- WHAT THE TASK ASKS -
For the records below, say how many lines contain the string "Open". Give the number only.

- ENTRIES SUPPLIED -
+ + + + +
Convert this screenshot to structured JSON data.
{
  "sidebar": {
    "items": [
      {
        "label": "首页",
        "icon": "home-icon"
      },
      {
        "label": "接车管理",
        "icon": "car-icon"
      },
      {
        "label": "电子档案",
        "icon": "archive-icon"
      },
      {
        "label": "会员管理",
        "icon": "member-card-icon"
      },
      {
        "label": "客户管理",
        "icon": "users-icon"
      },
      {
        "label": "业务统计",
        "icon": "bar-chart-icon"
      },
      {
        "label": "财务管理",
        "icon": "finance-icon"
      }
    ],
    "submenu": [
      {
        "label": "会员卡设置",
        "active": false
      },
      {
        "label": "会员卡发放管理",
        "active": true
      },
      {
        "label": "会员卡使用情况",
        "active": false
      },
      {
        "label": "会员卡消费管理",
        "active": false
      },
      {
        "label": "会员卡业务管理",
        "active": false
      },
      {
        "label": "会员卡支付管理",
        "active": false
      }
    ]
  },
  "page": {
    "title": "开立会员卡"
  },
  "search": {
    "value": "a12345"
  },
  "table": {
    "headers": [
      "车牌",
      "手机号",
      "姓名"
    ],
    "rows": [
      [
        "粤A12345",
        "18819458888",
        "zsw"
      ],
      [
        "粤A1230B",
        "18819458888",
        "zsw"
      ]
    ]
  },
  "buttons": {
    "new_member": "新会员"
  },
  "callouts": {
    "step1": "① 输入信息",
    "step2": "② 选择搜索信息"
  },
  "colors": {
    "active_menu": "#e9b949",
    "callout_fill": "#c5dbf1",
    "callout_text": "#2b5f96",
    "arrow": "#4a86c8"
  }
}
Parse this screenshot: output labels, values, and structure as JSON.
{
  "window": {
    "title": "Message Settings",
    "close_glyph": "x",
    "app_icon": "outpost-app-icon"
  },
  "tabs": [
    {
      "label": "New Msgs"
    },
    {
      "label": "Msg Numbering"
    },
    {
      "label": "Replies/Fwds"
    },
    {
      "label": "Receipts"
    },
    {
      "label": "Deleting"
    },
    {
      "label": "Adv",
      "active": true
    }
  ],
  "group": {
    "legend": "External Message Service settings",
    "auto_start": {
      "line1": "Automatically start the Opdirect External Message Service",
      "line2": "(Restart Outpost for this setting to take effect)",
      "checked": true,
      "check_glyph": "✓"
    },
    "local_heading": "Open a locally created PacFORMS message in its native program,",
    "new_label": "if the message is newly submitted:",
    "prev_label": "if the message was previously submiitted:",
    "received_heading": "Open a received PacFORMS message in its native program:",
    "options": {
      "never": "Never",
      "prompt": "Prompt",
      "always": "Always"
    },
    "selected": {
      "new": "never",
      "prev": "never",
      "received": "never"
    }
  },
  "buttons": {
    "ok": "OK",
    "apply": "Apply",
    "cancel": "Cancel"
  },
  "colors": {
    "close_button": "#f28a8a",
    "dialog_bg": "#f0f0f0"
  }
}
+ + + + +
- TASK SOLUTION -
2